Input:
* * * * * * * * *

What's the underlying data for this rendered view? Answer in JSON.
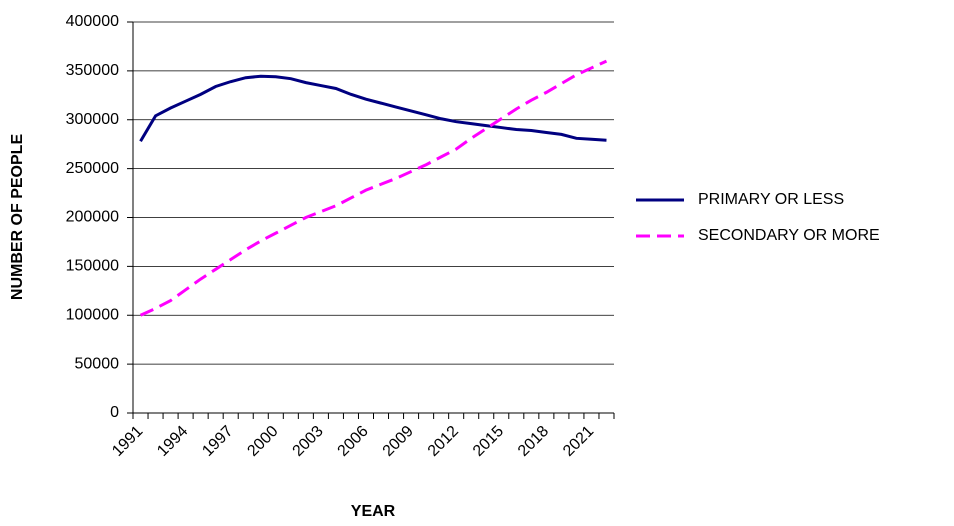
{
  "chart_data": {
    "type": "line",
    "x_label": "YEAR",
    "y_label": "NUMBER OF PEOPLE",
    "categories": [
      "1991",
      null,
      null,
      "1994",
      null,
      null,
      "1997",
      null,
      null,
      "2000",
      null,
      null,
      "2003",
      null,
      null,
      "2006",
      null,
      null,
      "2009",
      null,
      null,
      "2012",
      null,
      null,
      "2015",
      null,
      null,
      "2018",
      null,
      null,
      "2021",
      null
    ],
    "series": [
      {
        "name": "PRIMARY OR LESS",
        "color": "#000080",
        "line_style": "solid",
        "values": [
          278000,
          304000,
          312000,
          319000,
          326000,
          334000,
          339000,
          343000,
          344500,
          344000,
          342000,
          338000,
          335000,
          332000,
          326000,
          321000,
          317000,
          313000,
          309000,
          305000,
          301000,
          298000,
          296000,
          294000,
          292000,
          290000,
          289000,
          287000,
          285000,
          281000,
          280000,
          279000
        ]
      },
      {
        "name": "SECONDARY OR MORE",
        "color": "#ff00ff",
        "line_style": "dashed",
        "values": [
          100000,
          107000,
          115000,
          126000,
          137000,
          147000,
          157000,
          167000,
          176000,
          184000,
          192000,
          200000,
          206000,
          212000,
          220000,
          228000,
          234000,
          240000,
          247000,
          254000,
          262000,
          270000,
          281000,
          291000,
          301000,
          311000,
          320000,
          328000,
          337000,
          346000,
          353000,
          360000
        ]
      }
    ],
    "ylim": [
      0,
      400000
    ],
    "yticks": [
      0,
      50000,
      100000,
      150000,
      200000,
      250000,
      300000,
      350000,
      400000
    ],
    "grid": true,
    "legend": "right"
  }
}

* * * * * * * * *

The request: Write out the full set of lines verbatim, without the pictures.

Written answer:
What's the underlying data for this rendered view? Answer in JSON.
{
  "chart_data": {
    "type": "line",
    "x_label": "YEAR",
    "y_label": "NUMBER OF PEOPLE",
    "categories": [
      "1991",
      null,
      null,
      "1994",
      null,
      null,
      "1997",
      null,
      null,
      "2000",
      null,
      null,
      "2003",
      null,
      null,
      "2006",
      null,
      null,
      "2009",
      null,
      null,
      "2012",
      null,
      null,
      "2015",
      null,
      null,
      "2018",
      null,
      null,
      "2021",
      null
    ],
    "series": [
      {
        "name": "PRIMARY OR LESS",
        "color": "#000080",
        "line_style": "solid",
        "values": [
          278000,
          304000,
          312000,
          319000,
          326000,
          334000,
          339000,
          343000,
          344500,
          344000,
          342000,
          338000,
          335000,
          332000,
          326000,
          321000,
          317000,
          313000,
          309000,
          305000,
          301000,
          298000,
          296000,
          294000,
          292000,
          290000,
          289000,
          287000,
          285000,
          281000,
          280000,
          279000
        ]
      },
      {
        "name": "SECONDARY OR MORE",
        "color": "#ff00ff",
        "line_style": "dashed",
        "values": [
          100000,
          107000,
          115000,
          126000,
          137000,
          147000,
          157000,
          167000,
          176000,
          184000,
          192000,
          200000,
          206000,
          212000,
          220000,
          228000,
          234000,
          240000,
          247000,
          254000,
          262000,
          270000,
          281000,
          291000,
          301000,
          311000,
          320000,
          328000,
          337000,
          346000,
          353000,
          360000
        ]
      }
    ],
    "ylim": [
      0,
      400000
    ],
    "yticks": [
      0,
      50000,
      100000,
      150000,
      200000,
      250000,
      300000,
      350000,
      400000
    ],
    "grid": true,
    "legend": "right"
  }
}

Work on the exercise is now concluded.